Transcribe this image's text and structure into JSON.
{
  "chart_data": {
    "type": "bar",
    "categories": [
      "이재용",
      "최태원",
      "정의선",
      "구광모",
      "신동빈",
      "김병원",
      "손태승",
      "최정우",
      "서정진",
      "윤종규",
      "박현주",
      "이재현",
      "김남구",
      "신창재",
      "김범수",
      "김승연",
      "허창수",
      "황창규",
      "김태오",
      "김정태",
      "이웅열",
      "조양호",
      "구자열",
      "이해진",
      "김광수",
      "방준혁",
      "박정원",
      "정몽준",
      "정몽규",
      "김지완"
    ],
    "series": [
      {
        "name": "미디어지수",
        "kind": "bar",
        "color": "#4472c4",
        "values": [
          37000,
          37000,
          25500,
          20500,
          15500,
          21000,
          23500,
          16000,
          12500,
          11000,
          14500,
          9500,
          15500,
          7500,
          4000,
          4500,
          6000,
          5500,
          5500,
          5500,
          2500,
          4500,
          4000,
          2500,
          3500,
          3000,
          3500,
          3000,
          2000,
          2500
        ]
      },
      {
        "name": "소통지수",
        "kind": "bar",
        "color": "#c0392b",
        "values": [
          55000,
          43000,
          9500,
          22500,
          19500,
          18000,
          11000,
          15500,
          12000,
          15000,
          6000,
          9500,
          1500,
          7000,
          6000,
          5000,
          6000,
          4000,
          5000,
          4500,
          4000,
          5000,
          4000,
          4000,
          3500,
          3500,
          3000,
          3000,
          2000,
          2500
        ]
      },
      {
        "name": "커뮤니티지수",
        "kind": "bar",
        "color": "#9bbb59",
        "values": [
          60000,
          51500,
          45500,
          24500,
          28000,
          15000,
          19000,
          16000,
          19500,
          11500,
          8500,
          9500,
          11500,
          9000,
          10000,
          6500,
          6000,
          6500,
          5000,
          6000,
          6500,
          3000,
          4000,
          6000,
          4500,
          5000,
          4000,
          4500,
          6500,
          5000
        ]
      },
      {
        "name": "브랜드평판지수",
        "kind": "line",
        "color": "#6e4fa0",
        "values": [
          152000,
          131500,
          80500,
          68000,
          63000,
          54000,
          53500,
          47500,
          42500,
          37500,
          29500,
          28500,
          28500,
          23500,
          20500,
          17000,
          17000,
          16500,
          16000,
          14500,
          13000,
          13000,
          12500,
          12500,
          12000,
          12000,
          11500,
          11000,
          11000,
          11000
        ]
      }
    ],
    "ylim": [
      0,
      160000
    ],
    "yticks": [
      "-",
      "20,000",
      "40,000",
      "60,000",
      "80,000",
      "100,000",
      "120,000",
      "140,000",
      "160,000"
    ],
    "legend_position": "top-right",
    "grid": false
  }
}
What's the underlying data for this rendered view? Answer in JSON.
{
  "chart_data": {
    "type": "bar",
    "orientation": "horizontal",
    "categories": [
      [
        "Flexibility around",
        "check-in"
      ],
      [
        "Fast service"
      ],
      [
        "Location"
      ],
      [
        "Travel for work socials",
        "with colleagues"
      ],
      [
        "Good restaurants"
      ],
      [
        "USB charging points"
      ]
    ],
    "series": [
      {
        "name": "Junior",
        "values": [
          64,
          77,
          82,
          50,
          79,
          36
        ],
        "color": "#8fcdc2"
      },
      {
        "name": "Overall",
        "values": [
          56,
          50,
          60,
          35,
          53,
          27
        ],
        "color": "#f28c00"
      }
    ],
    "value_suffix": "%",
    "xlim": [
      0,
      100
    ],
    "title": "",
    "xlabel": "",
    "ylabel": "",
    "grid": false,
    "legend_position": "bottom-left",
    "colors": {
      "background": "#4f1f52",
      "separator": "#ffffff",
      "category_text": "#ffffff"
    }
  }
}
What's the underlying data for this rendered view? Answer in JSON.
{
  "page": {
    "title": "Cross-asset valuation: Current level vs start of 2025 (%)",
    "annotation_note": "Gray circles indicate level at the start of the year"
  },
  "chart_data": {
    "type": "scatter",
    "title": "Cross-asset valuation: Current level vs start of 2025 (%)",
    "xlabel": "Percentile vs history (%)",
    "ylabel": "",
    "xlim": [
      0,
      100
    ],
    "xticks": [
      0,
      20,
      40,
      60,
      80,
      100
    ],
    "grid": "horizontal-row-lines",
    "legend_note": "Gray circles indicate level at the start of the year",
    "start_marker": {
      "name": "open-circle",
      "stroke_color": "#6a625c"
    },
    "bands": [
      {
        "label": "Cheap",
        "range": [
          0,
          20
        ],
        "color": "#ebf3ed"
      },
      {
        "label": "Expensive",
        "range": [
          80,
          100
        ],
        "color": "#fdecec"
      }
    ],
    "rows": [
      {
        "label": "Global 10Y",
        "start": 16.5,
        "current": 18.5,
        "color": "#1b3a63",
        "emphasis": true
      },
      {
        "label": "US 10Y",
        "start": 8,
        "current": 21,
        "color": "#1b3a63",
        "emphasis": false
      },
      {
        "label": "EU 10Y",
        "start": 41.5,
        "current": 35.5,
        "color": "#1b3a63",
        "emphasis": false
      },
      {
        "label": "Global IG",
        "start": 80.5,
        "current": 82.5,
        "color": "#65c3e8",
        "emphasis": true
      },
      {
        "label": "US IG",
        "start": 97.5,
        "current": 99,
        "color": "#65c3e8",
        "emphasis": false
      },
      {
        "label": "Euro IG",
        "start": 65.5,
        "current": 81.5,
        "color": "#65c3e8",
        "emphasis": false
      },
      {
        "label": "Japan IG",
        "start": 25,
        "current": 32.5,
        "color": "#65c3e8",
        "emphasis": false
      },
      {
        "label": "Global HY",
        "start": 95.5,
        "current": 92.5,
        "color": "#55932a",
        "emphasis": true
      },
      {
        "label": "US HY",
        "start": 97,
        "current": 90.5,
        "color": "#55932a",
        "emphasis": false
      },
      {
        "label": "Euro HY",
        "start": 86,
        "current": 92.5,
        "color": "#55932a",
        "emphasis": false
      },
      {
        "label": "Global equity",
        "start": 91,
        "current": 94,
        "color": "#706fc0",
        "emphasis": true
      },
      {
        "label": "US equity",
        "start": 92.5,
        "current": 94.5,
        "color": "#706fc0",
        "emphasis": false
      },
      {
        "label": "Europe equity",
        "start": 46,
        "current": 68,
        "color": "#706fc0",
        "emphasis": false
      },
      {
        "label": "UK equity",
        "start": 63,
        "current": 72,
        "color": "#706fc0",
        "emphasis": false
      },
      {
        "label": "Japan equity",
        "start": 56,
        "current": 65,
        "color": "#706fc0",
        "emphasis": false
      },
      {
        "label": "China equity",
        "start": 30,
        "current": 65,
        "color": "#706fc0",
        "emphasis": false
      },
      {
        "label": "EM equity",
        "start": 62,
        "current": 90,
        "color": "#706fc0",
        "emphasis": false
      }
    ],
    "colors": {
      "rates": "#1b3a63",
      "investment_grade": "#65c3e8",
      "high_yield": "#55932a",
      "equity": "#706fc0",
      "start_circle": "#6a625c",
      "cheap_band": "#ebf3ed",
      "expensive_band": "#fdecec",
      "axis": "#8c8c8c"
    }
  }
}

......

■ DIRECTION
From the listing above, reproduce all the lines exactly.

■ EXPECTED ANSWER
Transcribe this image's text and structure into JSON.
{
  "chart_data": {
    "type": "bar",
    "categories": [
      "이재용",
      "최태원",
      "정의선",
      "구광모",
      "신동빈",
      "김병원",
      "손태승",
      "최정우",
      "서정진",
      "윤종규",
      "박현주",
      "이재현",
      "김남구",
      "신창재",
      "김범수",
      "김승연",
      "허창수",
      "황창규",
      "김태오",
      "김정태",
      "이웅열",
      "조양호",
      "구자열",
      "이해진",
      "김광수",
      "방준혁",
      "박정원",
      "정몽준",
      "정몽규",
      "김지완"
    ],
    "series": [
      {
        "name": "미디어지수",
        "kind": "bar",
        "color": "#4472c4",
        "values": [
          37000,
          37000,
          25500,
          20500,
          15500,
          21000,
          23500,
          16000,
          12500,
          11000,
          14500,
          9500,
          15500,
          7500,
          4000,
          4500,
          6000,
          5500,
          5500,
          5500,
          2500,
          4500,
          4000,
          2500,
          3500,
          3000,
          3500,
          3000,
          2000,
          2500
        ]
      },
      {
        "name": "소통지수",
        "kind": "bar",
        "color": "#c0392b",
        "values": [
          55000,
          43000,
          9500,
          22500,
          19500,
          18000,
          11000,
          15500,
          12000,
          15000,
          6000,
          9500,
          1500,
          7000,
          6000,
          5000,
          6000,
          4000,
          5000,
          4500,
          4000,
          5000,
          4000,
          4000,
          3500,
          3500,
          3000,
          3000,
          2000,
          2500
        ]
      },
      {
        "name": "커뮤니티지수",
        "kind": "bar",
        "color": "#9bbb59",
        "values": [
          60000,
          51500,
          45500,
          24500,
          28000,
          15000,
          19000,
          16000,
          19500,
          11500,
          8500,
          9500,
          11500,
          9000,
          10000,
          6500,
          6000,
          6500,
          5000,
          6000,
          6500,
          3000,
          4000,
          6000,
          4500,
          5000,
          4000,
          4500,
          6500,
          5000
        ]
      },
      {
        "name": "브랜드평판지수",
        "kind": "line",
        "color": "#6e4fa0",
        "values": [
          152000,
          131500,
          80500,
          68000,
          63000,
          54000,
          53500,
          47500,
          42500,
          37500,
          29500,
          28500,
          28500,
          23500,
          20500,
          17000,
          17000,
          16500,
          16000,
          14500,
          13000,
          13000,
          12500,
          12500,
          12000,
          12000,
          11500,
          11000,
          11000,
          11000
        ]
      }
    ],
    "ylim": [
      0,
      160000
    ],
    "yticks": [
      "-",
      "20,000",
      "40,000",
      "60,000",
      "80,000",
      "100,000",
      "120,000",
      "140,000",
      "160,000"
    ],
    "legend_position": "top-right",
    "grid": false
  }
}
What's the underlying data for this rendered view? Answer in JSON.
{
  "chart_data": {
    "type": "bar",
    "orientation": "horizontal",
    "categories": [
      [
        "Flexibility around",
        "check-in"
      ],
      [
        "Fast service"
      ],
      [
        "Location"
      ],
      [
        "Travel for work socials",
        "with colleagues"
      ],
      [
        "Good restaurants"
      ],
      [
        "USB charging points"
      ]
    ],
    "series": [
      {
        "name": "Junior",
        "values": [
          64,
          77,
          82,
          50,
          79,
          36
        ],
        "color": "#8fcdc2"
      },
      {
        "name": "Overall",
        "values": [
          56,
          50,
          60,
          35,
          53,
          27
        ],
        "color": "#f28c00"
      }
    ],
    "value_suffix": "%",
    "xlim": [
      0,
      100
    ],
    "title": "",
    "xlabel": "",
    "ylabel": "",
    "grid": false,
    "legend_position": "bottom-left",
    "colors": {
      "background": "#4f1f52",
      "separator": "#ffffff",
      "category_text": "#ffffff"
    }
  }
}
What's the underlying data for this rendered view? Answer in JSON.
{
  "page": {
    "title": "Cross-asset valuation: Current level vs start of 2025 (%)",
    "annotation_note": "Gray circles indicate level at the start of the year"
  },
  "chart_data": {
    "type": "scatter",
    "title": "Cross-asset valuation: Current level vs start of 2025 (%)",
    "xlabel": "Percentile vs history (%)",
    "ylabel": "",
    "xlim": [
      0,
      100
    ],
    "xticks": [
      0,
      20,
      40,
      60,
      80,
      100
    ],
    "grid": "horizontal-row-lines",
    "legend_note": "Gray circles indicate level at the start of the year",
    "start_marker": {
      "name": "open-circle",
      "stroke_color": "#6a625c"
    },
    "bands": [
      {
        "label": "Cheap",
        "range": [
          0,
          20
        ],
        "color": "#ebf3ed"
      },
      {
        "label": "Expensive",
        "range": [
          80,
          100
        ],
        "color": "#fdecec"
      }
    ],
    "rows": [
      {
        "label": "Global 10Y",
        "start": 16.5,
        "current": 18.5,
        "color": "#1b3a63",
        "emphasis": true
      },
      {
        "label": "US 10Y",
        "start": 8,
        "current": 21,
        "color": "#1b3a63",
        "emphasis": false
      },
      {
        "label": "EU 10Y",
        "start": 41.5,
        "current": 35.5,
        "color": "#1b3a63",
        "emphasis": false
      },
      {
        "label": "Global IG",
        "start": 80.5,
        "current": 82.5,
        "color": "#65c3e8",
        "emphasis": true
      },
      {
        "label": "US IG",
        "start": 97.5,
        "current": 99,
        "color": "#65c3e8",
        "emphasis": false
      },
      {
        "label": "Euro IG",
        "start": 65.5,
        "current": 81.5,
        "color": "#65c3e8",
        "emphasis": false
      },
      {
        "label": "Japan IG",
        "start": 25,
        "current": 32.5,
        "color": "#65c3e8",
        "emphasis": false
      },
      {
        "label": "Global HY",
        "start": 95.5,
        "current": 92.5,
        "color": "#55932a",
        "emphasis": true
      },
      {
        "label": "US HY",
        "start": 97,
        "current": 90.5,
        "color": "#55932a",
        "emphasis": false
      },
      {
        "label": "Euro HY",
        "start": 86,
        "current": 92.5,
        "color": "#55932a",
        "emphasis": false
      },
      {
        "label": "Global equity",
        "start": 91,
        "current": 94,
        "color": "#706fc0",
        "emphasis": true
      },
      {
        "label": "US equity",
        "start": 92.5,
        "current": 94.5,
        "color": "#706fc0",
        "emphasis": false
      },
      {
        "label": "Europe equity",
        "start": 46,
        "current": 68,
        "color": "#706fc0",
        "emphasis": false
      },
      {
        "label": "UK equity",
        "start": 63,
        "current": 72,
        "color": "#706fc0",
        "emphasis": false
      },
      {
        "label": "Japan equity",
        "start": 56,
        "current": 65,
        "color": "#706fc0",
        "emphasis": false
      },
      {
        "label": "China equity",
        "start": 30,
        "current": 65,
        "color": "#706fc0",
        "emphasis": false
      },
      {
        "label": "EM equity",
        "start": 62,
        "current": 90,
        "color": "#706fc0",
        "emphasis": false
      }
    ],
    "colors": {
      "rates": "#1b3a63",
      "investment_grade": "#65c3e8",
      "high_yield": "#55932a",
      "equity": "#706fc0",
      "start_circle": "#6a625c",
      "cheap_band": "#ebf3ed",
      "expensive_band": "#fdecec",
      "axis": "#8c8c8c"
    }
  }
}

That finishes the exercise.